**INFORMATION SUPPLIED:**
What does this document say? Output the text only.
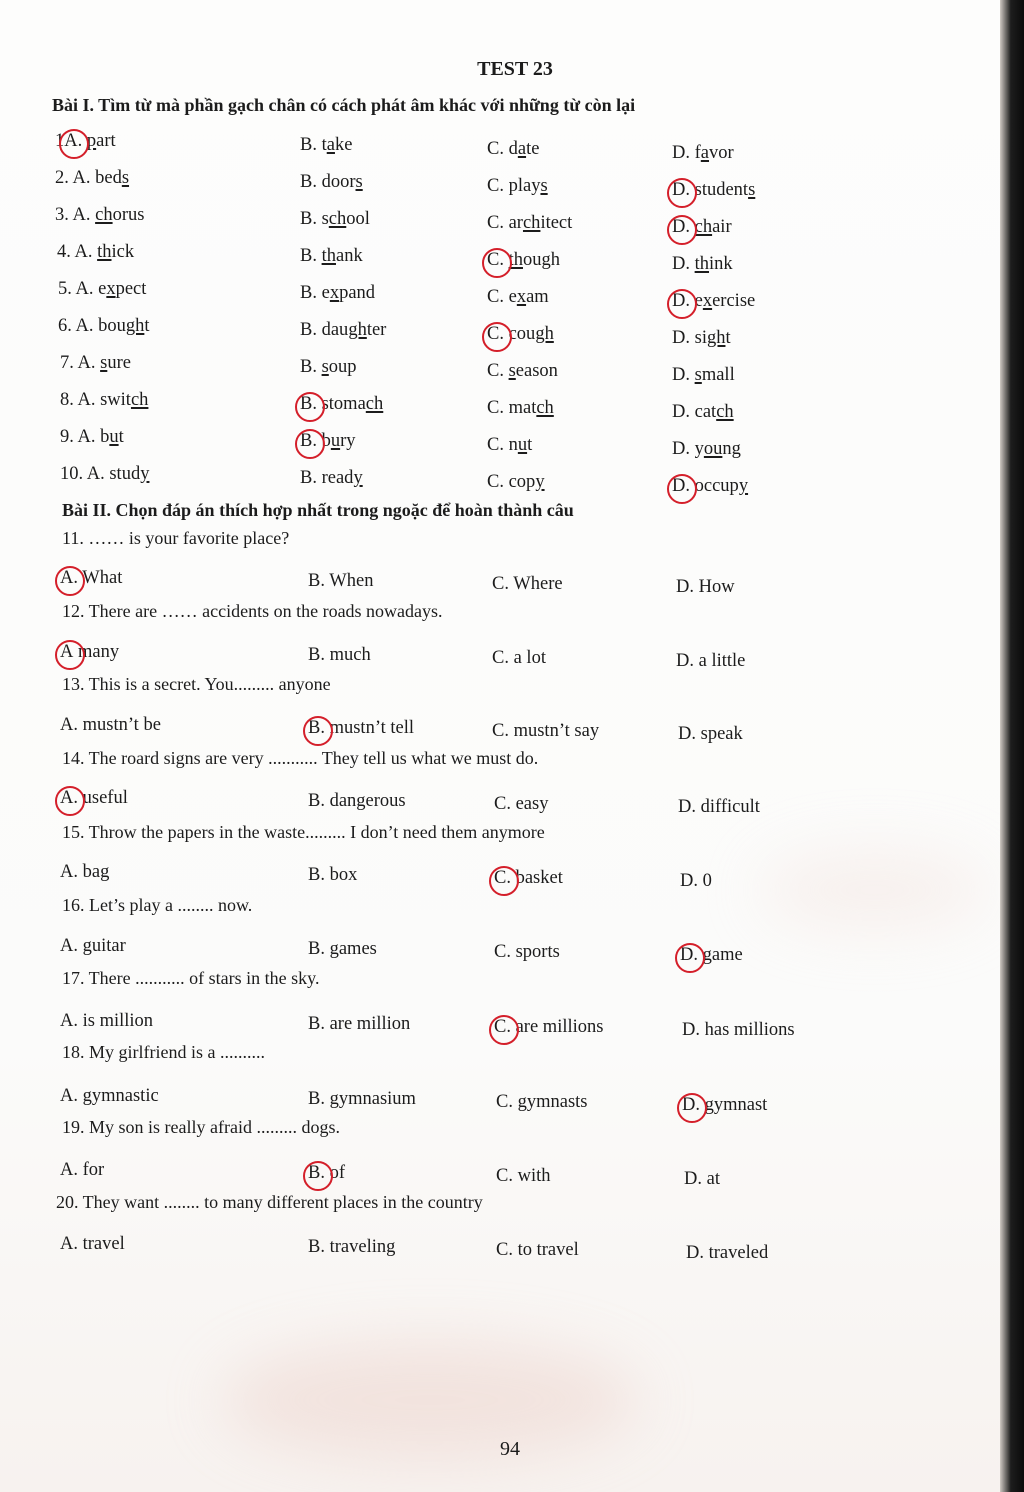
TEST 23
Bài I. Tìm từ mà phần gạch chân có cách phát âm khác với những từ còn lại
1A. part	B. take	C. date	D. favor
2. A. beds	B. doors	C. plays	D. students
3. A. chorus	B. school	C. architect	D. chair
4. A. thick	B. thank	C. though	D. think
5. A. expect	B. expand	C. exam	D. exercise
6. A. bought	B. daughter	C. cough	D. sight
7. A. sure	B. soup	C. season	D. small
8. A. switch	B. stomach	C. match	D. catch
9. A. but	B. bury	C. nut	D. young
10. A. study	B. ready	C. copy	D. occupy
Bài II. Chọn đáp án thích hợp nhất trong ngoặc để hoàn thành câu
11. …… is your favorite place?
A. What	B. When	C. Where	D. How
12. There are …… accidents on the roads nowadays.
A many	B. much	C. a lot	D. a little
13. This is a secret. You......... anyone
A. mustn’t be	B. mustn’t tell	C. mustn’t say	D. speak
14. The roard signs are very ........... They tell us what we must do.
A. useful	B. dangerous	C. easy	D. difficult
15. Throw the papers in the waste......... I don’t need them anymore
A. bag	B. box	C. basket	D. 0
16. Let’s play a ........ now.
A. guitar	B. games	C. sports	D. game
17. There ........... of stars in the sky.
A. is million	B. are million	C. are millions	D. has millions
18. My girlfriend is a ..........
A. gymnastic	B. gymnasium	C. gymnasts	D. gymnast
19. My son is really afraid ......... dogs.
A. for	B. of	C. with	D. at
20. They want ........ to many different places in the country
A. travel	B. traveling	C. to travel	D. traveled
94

**TASK TO COMPLETE:**
Check each line of the records above for the word "tell", then give the number of lines that have it, with no other words.

**WRITTEN ANSWER:**
2